WHAT YOU ARE ASKED TO DO – Below are some entries. Copy each line that holds the string "městě".
━━━ TASK INPUTS
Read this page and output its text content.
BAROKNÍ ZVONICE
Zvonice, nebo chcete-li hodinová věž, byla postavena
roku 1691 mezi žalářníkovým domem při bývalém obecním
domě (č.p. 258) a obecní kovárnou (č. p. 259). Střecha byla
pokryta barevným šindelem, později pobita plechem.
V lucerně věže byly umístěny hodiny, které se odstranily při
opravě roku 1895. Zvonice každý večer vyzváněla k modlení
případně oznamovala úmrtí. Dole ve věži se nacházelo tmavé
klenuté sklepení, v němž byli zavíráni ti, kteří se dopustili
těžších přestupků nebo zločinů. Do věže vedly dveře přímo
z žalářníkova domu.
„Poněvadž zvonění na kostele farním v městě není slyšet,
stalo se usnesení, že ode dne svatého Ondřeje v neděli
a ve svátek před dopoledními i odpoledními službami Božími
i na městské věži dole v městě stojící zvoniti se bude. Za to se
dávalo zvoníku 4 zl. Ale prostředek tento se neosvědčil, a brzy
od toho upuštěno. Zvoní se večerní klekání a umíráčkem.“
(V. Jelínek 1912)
━━━━━━
RESPONSE TO THE EXERCISE –
„Poněvadž zvonění na kostele farním v městě není slyšet,
i na městské věži dole v městě stojící zvoniti se bude. Za to se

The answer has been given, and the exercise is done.